--- START ---

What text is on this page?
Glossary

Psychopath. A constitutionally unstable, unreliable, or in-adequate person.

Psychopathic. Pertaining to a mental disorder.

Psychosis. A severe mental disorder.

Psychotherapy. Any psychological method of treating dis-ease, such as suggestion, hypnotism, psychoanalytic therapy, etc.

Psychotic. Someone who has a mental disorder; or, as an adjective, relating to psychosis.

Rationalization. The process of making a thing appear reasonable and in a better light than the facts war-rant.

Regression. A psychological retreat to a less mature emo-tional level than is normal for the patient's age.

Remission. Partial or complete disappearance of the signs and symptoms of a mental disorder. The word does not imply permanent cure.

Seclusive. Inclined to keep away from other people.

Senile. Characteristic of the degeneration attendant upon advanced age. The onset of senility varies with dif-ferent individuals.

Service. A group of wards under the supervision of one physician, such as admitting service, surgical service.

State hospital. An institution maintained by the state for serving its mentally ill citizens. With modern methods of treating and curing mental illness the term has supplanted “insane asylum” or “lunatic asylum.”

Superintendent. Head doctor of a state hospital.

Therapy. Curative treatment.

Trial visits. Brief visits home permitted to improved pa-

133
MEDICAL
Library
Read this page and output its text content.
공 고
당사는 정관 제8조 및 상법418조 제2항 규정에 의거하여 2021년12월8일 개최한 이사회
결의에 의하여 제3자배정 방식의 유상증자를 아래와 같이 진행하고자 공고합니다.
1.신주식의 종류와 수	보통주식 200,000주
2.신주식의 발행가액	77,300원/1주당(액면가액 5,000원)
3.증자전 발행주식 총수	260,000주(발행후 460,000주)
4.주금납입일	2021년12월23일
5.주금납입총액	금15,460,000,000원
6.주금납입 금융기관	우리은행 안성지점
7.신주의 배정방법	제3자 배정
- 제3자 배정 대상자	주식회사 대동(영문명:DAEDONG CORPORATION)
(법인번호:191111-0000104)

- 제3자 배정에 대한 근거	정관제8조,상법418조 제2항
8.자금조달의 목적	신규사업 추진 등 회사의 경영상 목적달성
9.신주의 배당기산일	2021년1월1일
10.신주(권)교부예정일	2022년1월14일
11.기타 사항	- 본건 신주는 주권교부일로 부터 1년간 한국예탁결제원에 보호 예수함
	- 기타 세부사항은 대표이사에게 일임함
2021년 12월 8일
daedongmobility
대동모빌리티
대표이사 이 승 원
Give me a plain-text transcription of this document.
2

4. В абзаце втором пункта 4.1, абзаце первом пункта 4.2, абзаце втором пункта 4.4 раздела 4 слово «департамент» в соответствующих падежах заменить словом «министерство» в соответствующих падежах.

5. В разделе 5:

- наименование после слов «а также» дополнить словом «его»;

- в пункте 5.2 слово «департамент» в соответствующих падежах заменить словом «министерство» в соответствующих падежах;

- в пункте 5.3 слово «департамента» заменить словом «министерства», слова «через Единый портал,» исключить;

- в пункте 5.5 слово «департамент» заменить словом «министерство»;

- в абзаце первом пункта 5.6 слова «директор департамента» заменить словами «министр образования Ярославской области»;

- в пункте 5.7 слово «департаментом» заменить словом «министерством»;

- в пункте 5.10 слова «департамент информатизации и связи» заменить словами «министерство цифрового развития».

--- END ---

Print the listing above in its entirety, with every line exact.

Solution to this exercise:
What text is on this page?
Glossary

Psychopath. A constitutionally unstable, unreliable, or in-adequate person.

Psychopathic. Pertaining to a mental disorder.

Psychosis. A severe mental disorder.

Psychotherapy. Any psychological method of treating dis-ease, such as suggestion, hypnotism, psychoanalytic therapy, etc.

Psychotic. Someone who has a mental disorder; or, as an adjective, relating to psychosis.

Rationalization. The process of making a thing appear reasonable and in a better light than the facts war-rant.

Regression. A psychological retreat to a less mature emo-tional level than is normal for the patient's age.

Remission. Partial or complete disappearance of the signs and symptoms of a mental disorder. The word does not imply permanent cure.

Seclusive. Inclined to keep away from other people.

Senile. Characteristic of the degeneration attendant upon advanced age. The onset of senility varies with dif-ferent individuals.

Service. A group of wards under the supervision of one physician, such as admitting service, surgical service.

State hospital. An institution maintained by the state for serving its mentally ill citizens. With modern methods of treating and curing mental illness the term has supplanted “insane asylum” or “lunatic asylum.”

Superintendent. Head doctor of a state hospital.

Therapy. Curative treatment.

Trial visits. Brief visits home permitted to improved pa-

133
MEDICAL
Library
Read this page and output its text content.
공 고
당사는 정관 제8조 및 상법418조 제2항 규정에 의거하여 2021년12월8일 개최한 이사회
결의에 의하여 제3자배정 방식의 유상증자를 아래와 같이 진행하고자 공고합니다.
1.신주식의 종류와 수	보통주식 200,000주
2.신주식의 발행가액	77,300원/1주당(액면가액 5,000원)
3.증자전 발행주식 총수	260,000주(발행후 460,000주)
4.주금납입일	2021년12월23일
5.주금납입총액	금15,460,000,000원
6.주금납입 금융기관	우리은행 안성지점
7.신주의 배정방법	제3자 배정
- 제3자 배정 대상자	주식회사 대동(영문명:DAEDONG CORPORATION)
(법인번호:191111-0000104)

- 제3자 배정에 대한 근거	정관제8조,상법418조 제2항
8.자금조달의 목적	신규사업 추진 등 회사의 경영상 목적달성
9.신주의 배당기산일	2021년1월1일
10.신주(권)교부예정일	2022년1월14일
11.기타 사항	- 본건 신주는 주권교부일로 부터 1년간 한국예탁결제원에 보호 예수함
	- 기타 세부사항은 대표이사에게 일임함
2021년 12월 8일
daedongmobility
대동모빌리티
대표이사 이 승 원
Give me a plain-text transcription of this document.
2

4. В абзаце втором пункта 4.1, абзаце первом пункта 4.2, абзаце втором пункта 4.4 раздела 4 слово «департамент» в соответствующих падежах заменить словом «министерство» в соответствующих падежах.

5. В разделе 5:

- наименование после слов «а также» дополнить словом «его»;

- в пункте 5.2 слово «департамент» в соответствующих падежах заменить словом «министерство» в соответствующих падежах;

- в пункте 5.3 слово «департамента» заменить словом «министерства», слова «через Единый портал,» исключить;

- в пункте 5.5 слово «департамент» заменить словом «министерство»;

- в абзаце первом пункта 5.6 слова «директор департамента» заменить словами «министр образования Ярославской области»;

- в пункте 5.7 слово «департаментом» заменить словом «министерством»;

- в пункте 5.10 слова «департамент информатизации и связи» заменить словами «министерство цифрового развития».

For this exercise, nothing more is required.